# [DIRECTIVE]
Using the data below, tally the lines that include the string "rozpatrzenie". Only the number is wanted.

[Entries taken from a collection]
+--
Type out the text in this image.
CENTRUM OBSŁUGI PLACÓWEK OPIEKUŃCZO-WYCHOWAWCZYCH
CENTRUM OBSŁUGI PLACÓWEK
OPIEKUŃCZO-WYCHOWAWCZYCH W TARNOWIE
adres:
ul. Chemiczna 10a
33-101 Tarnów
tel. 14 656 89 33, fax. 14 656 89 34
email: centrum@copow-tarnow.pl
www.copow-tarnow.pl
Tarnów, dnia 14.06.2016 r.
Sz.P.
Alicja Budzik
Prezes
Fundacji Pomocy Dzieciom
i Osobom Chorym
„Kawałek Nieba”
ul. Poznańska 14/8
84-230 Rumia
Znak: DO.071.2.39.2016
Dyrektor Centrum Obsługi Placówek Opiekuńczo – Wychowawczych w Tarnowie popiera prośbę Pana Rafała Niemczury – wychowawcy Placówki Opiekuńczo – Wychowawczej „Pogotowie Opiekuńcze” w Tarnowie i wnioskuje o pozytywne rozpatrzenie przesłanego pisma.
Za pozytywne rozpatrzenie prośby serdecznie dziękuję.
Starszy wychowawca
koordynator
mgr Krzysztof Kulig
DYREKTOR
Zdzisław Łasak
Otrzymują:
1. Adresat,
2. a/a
+--
# [TASK RESULT]
2